For each line of the data below that holds "folder", copy the line.
▬▬▬▬▬▬▬▬▬▬
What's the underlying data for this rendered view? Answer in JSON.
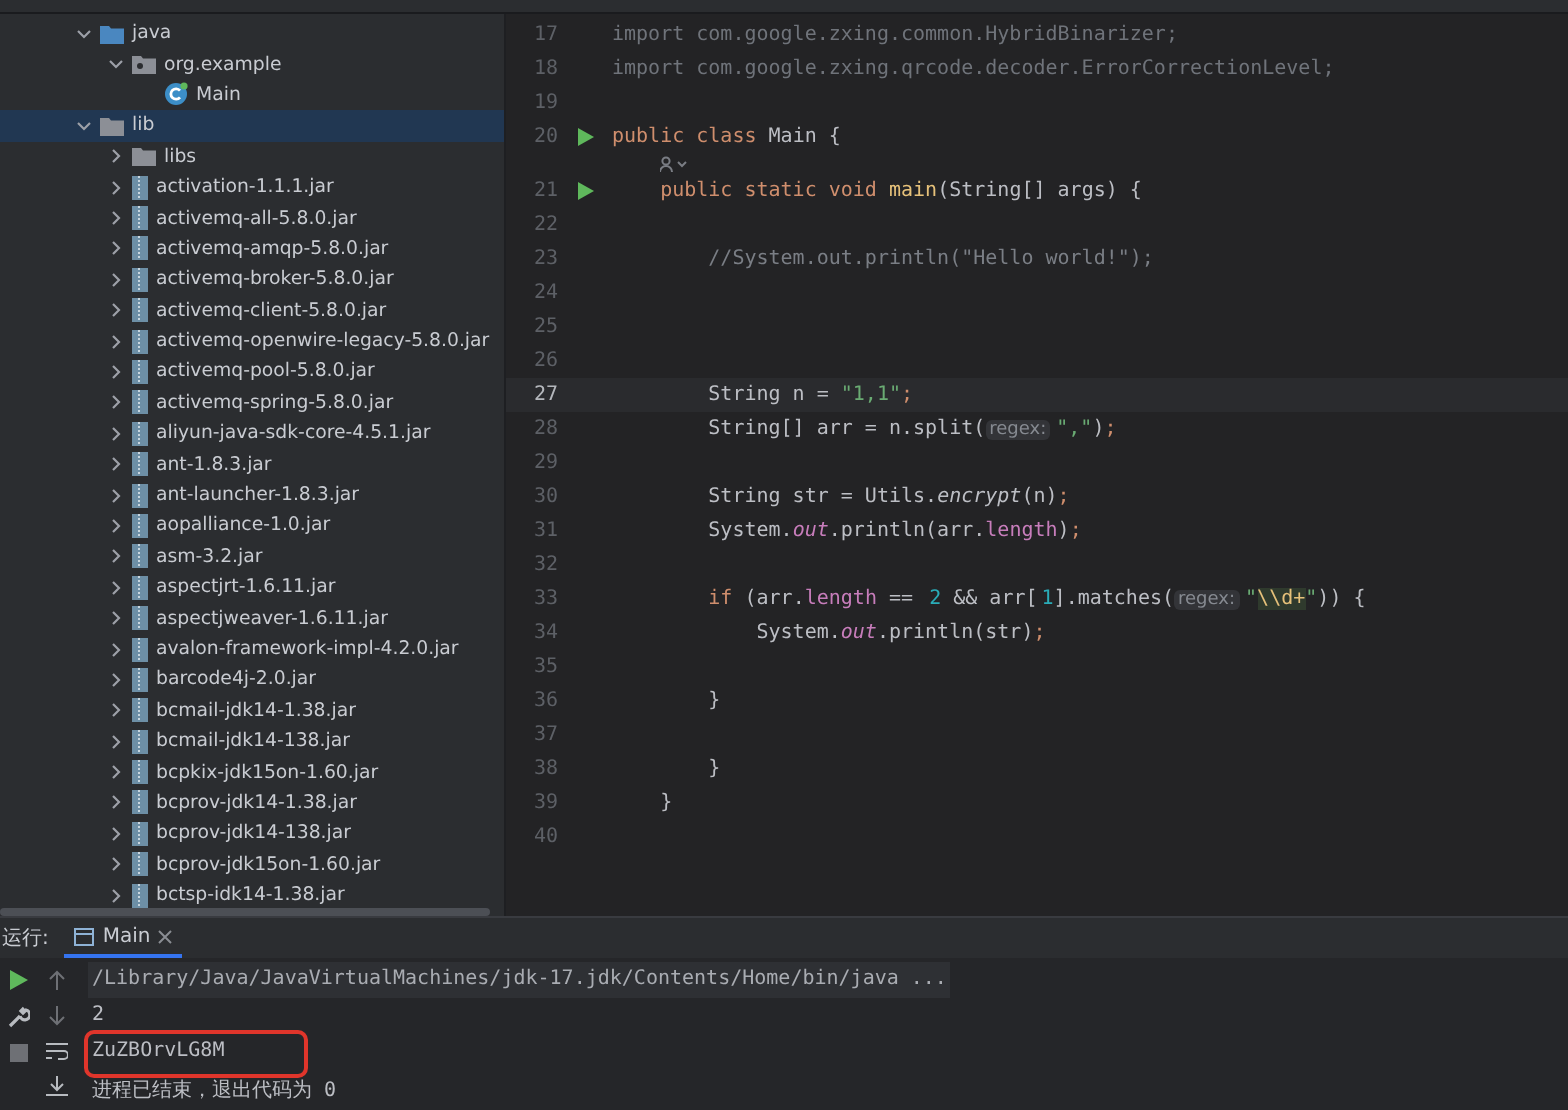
{
  "project_tree": [
    {
      "label": "java",
      "kind": "source-folder",
      "expanded": true,
      "selected": false,
      "children": [
        {
          "label": "org.example",
          "kind": "package",
          "expanded": true,
          "selected": false,
          "children": [
            {
              "label": "Main",
              "kind": "class",
              "expanded": false,
              "selected": false
            }
          ]
        }
      ]
    },
    {
      "label": "lib",
      "kind": "folder",
      "expanded": true,
      "selected": true,
      "children": [
        {
          "label": "libs",
          "kind": "folder",
          "expanded": false,
          "selected": false
        },
        {
          "label": "activation-1.1.1.jar",
          "kind": "jar",
          "expanded": false,
          "selected": false
        },
        {
          "label": "activemq-all-5.8.0.jar",
          "kind": "jar",
          "expanded": false,
          "selected": false
        },
        {
          "label": "activemq-amqp-5.8.0.jar",
          "kind": "jar",
          "expanded": false,
          "selected": false
        },
        {
          "label": "activemq-broker-5.8.0.jar",
          "kind": "jar",
          "expanded": false,
          "selected": false
        },
        {
          "label": "activemq-client-5.8.0.jar",
          "kind": "jar",
          "expanded": false,
          "selected": false
        },
        {
          "label": "activemq-openwire-legacy-5.8.0.jar",
          "kind": "jar",
          "expanded": false,
          "selected": false
        },
        {
          "label": "activemq-pool-5.8.0.jar",
          "kind": "jar",
          "expanded": false,
          "selected": false
        },
        {
          "label": "activemq-spring-5.8.0.jar",
          "kind": "jar",
          "expanded": false,
          "selected": false
        },
        {
          "label": "aliyun-java-sdk-core-4.5.1.jar",
          "kind": "jar",
          "expanded": false,
          "selected": false
        },
        {
          "label": "ant-1.8.3.jar",
          "kind": "jar",
          "expanded": false,
          "selected": false
        },
        {
          "label": "ant-launcher-1.8.3.jar",
          "kind": "jar",
          "expanded": false,
          "selected": false
        },
        {
          "label": "aopalliance-1.0.jar",
          "kind": "jar",
          "expanded": false,
          "selected": false
        },
        {
          "label": "asm-3.2.jar",
          "kind": "jar",
          "expanded": false,
          "selected": false
        },
        {
          "label": "aspectjrt-1.6.11.jar",
          "kind": "jar",
          "expanded": false,
          "selected": false
        },
        {
          "label": "aspectjweaver-1.6.11.jar",
          "kind": "jar",
          "expanded": false,
          "selected": false
        },
        {
          "label": "avalon-framework-impl-4.2.0.jar",
          "kind": "jar",
          "expanded": false,
          "selected": false
        },
        {
          "label": "barcode4j-2.0.jar",
          "kind": "jar",
          "expanded": false,
          "selected": false
        },
        {
          "label": "bcmail-jdk14-1.38.jar",
          "kind": "jar",
          "expanded": false,
          "selected": false
        },
        {
          "label": "bcmail-jdk14-138.jar",
          "kind": "jar",
          "expanded": false,
          "selected": false
        },
        {
          "label": "bcpkix-jdk15on-1.60.jar",
          "kind": "jar",
          "expanded": false,
          "selected": false
        },
        {
          "label": "bcprov-jdk14-1.38.jar",
          "kind": "jar",
          "expanded": false,
          "selected": false
        },
        {
          "label": "bcprov-jdk14-138.jar",
          "kind": "jar",
          "expanded": false,
          "selected": false
        },
        {
          "label": "bcprov-jdk15on-1.60.jar",
          "kind": "jar",
          "expanded": false,
          "selected": false
        },
        {
          "label": "bctsp-idk14-1.38.jar",
          "kind": "jar",
          "expanded": false,
          "selected": false
        }
      ]
    }
  ],
  "editor": {
    "lines": [
      {
        "kind": "code",
        "number": "17",
        "runnable": false,
        "current": false,
        "tokens": [
          {
            "text": "import com.google.zxing.common.HybridBinarizer;",
            "kind": "unused"
          }
        ]
      },
      {
        "kind": "code",
        "number": "18",
        "runnable": false,
        "current": false,
        "tokens": [
          {
            "text": "import com.google.zxing.qrcode.decoder.ErrorCorrectionLevel;",
            "kind": "unused"
          }
        ]
      },
      {
        "kind": "code",
        "number": "19",
        "runnable": false,
        "current": false
      },
      {
        "kind": "code",
        "number": "20",
        "runnable": true,
        "current": false,
        "tokens": [
          {
            "text": "public class ",
            "kind": "kw"
          },
          {
            "text": "Main {",
            "kind": "txt"
          }
        ]
      },
      {
        "kind": "inlay"
      },
      {
        "kind": "code",
        "number": "21",
        "runnable": true,
        "current": false,
        "tokens": [
          {
            "text": "    public static void ",
            "kind": "kw"
          },
          {
            "text": "main",
            "kind": "fn"
          },
          {
            "text": "(String[] args) {",
            "kind": "txt"
          }
        ]
      },
      {
        "kind": "code",
        "number": "22",
        "runnable": false,
        "current": false
      },
      {
        "kind": "code",
        "number": "23",
        "runnable": false,
        "current": false,
        "tokens": [
          {
            "text": "        //System.out.println(\"Hello world!\");",
            "kind": "cmt"
          }
        ]
      },
      {
        "kind": "code",
        "number": "24",
        "runnable": false,
        "current": false
      },
      {
        "kind": "code",
        "number": "25",
        "runnable": false,
        "current": false
      },
      {
        "kind": "code",
        "number": "26",
        "runnable": false,
        "current": false
      },
      {
        "kind": "code",
        "number": "27",
        "runnable": false,
        "current": true,
        "tokens": [
          {
            "text": "        String n = ",
            "kind": "txt"
          },
          {
            "text": "\"1,1\"",
            "kind": "str"
          },
          {
            "text": ";",
            "kind": "punct"
          }
        ]
      },
      {
        "kind": "code",
        "number": "28",
        "runnable": false,
        "current": false,
        "tokens": [
          {
            "text": "        String[] arr = n.split(",
            "kind": "txt"
          },
          {
            "text": "regex:",
            "kind": "hint"
          },
          {
            "text": "\",\"",
            "kind": "str"
          },
          {
            "text": ")",
            "kind": "txt"
          },
          {
            "text": ";",
            "kind": "punct"
          }
        ]
      },
      {
        "kind": "code",
        "number": "29",
        "runnable": false,
        "current": false
      },
      {
        "kind": "code",
        "number": "30",
        "runnable": false,
        "current": false,
        "tokens": [
          {
            "text": "        String str = Utils.",
            "kind": "txt"
          },
          {
            "text": "encrypt",
            "kind": "static"
          },
          {
            "text": "(n)",
            "kind": "txt"
          },
          {
            "text": ";",
            "kind": "punct"
          }
        ]
      },
      {
        "kind": "code",
        "number": "31",
        "runnable": false,
        "current": false,
        "tokens": [
          {
            "text": "        System.",
            "kind": "txt"
          },
          {
            "text": "out",
            "kind": "field"
          },
          {
            "text": ".println(arr.",
            "kind": "txt"
          },
          {
            "text": "length",
            "kind": "prop"
          },
          {
            "text": ")",
            "kind": "txt"
          },
          {
            "text": ";",
            "kind": "punct"
          }
        ]
      },
      {
        "kind": "code",
        "number": "32",
        "runnable": false,
        "current": false
      },
      {
        "kind": "code",
        "number": "33",
        "runnable": false,
        "current": false,
        "tokens": [
          {
            "text": "        if",
            "kind": "kw"
          },
          {
            "text": " (arr.",
            "kind": "txt"
          },
          {
            "text": "length",
            "kind": "prop"
          },
          {
            "text": " == ",
            "kind": "txt"
          },
          {
            "text": "2",
            "kind": "num"
          },
          {
            "text": " && arr[",
            "kind": "txt"
          },
          {
            "text": "1",
            "kind": "num"
          },
          {
            "text": "].matches(",
            "kind": "txt"
          },
          {
            "text": "regex:",
            "kind": "hint"
          },
          {
            "text": "\"",
            "kind": "str"
          },
          {
            "text": "\\\\d+",
            "kind": "regex"
          },
          {
            "text": "\"",
            "kind": "str"
          },
          {
            "text": ")) {",
            "kind": "txt"
          }
        ]
      },
      {
        "kind": "code",
        "number": "34",
        "runnable": false,
        "current": false,
        "tokens": [
          {
            "text": "            System.",
            "kind": "txt"
          },
          {
            "text": "out",
            "kind": "field"
          },
          {
            "text": ".println(str)",
            "kind": "txt"
          },
          {
            "text": ";",
            "kind": "punct"
          }
        ]
      },
      {
        "kind": "code",
        "number": "35",
        "runnable": false,
        "current": false
      },
      {
        "kind": "code",
        "number": "36",
        "runnable": false,
        "current": false,
        "tokens": [
          {
            "text": "        }",
            "kind": "txt"
          }
        ]
      },
      {
        "kind": "code",
        "number": "37",
        "runnable": false,
        "current": false
      },
      {
        "kind": "code",
        "number": "38",
        "runnable": false,
        "current": false,
        "tokens": [
          {
            "text": "        }",
            "kind": "txt"
          }
        ]
      },
      {
        "kind": "code",
        "number": "39",
        "runnable": false,
        "current": false,
        "tokens": [
          {
            "text": "    }",
            "kind": "txt"
          }
        ]
      },
      {
        "kind": "code",
        "number": "40",
        "runnable": false,
        "current": false
      }
    ]
  },
  "run_panel": {
    "label": "运行:",
    "tabs": [
      {
        "label": "Main",
        "selected": true
      }
    ],
    "output": [
      {
        "text": "/Library/Java/JavaVirtualMachines/jdk-17.jdk/Contents/Home/bin/java ...",
        "kind": "command",
        "marked": false
      },
      {
        "text": "2",
        "kind": "stdout",
        "marked": false
      },
      {
        "text": "ZuZBOrvLG8M",
        "kind": "stdout",
        "marked": true
      },
      {
        "text": "进程已结束，退出代码为 0",
        "kind": "stdout",
        "marked": false
      }
    ]
  }
}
▬▬▬▬▬▬▬▬▬▬
* RESULT BELOW:
      "kind": "source-folder",
      "kind": "folder",
          "kind": "folder",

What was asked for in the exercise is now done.